• _INSTRUCTION_: Give only the number of lines that contain the word "many".

• _TASK DATA_:

::::::::

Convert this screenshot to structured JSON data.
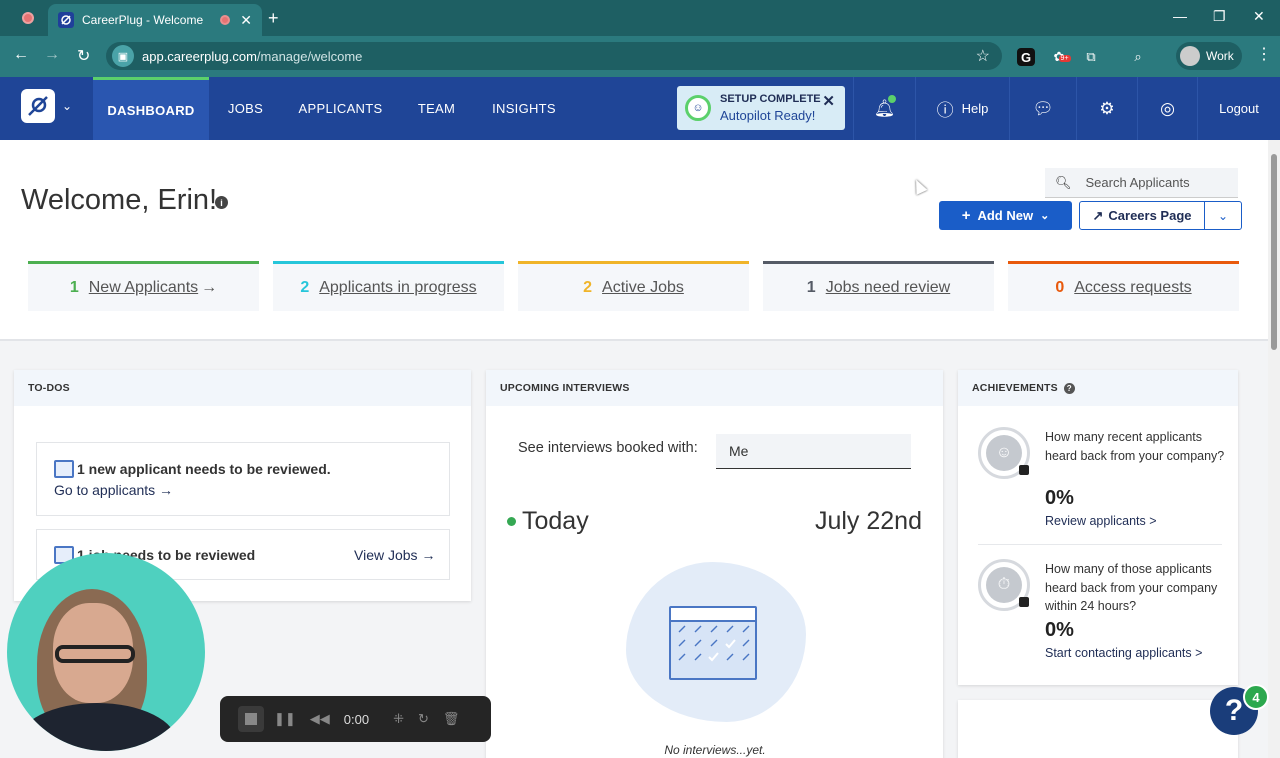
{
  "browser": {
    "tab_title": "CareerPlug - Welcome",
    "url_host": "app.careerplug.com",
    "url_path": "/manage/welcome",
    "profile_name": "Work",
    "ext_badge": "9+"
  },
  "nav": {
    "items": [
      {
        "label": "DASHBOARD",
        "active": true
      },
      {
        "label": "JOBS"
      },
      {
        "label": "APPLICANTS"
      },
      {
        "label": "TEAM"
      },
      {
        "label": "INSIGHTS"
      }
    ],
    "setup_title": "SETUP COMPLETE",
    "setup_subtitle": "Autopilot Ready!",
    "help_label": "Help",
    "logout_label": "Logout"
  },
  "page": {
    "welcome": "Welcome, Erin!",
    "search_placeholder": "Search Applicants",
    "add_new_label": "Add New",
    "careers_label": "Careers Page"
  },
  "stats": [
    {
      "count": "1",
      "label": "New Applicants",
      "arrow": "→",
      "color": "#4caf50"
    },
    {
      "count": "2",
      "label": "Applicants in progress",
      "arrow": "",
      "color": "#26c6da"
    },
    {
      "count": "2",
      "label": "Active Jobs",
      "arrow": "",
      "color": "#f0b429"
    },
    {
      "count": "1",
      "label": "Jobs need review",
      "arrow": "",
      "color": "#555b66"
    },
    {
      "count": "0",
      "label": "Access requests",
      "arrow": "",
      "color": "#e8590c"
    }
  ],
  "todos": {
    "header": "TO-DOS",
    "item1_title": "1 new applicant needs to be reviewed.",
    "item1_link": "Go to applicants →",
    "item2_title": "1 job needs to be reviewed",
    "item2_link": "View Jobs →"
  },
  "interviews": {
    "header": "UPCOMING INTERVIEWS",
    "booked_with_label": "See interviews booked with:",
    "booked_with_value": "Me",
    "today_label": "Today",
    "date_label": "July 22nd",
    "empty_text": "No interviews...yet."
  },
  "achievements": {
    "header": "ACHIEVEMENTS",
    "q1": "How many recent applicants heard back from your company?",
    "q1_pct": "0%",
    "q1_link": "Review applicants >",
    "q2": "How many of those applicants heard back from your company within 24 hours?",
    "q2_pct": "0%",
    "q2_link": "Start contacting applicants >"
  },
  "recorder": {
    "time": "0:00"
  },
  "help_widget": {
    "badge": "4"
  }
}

::::::::

• _SOLUTION TO THIS TASK_: 2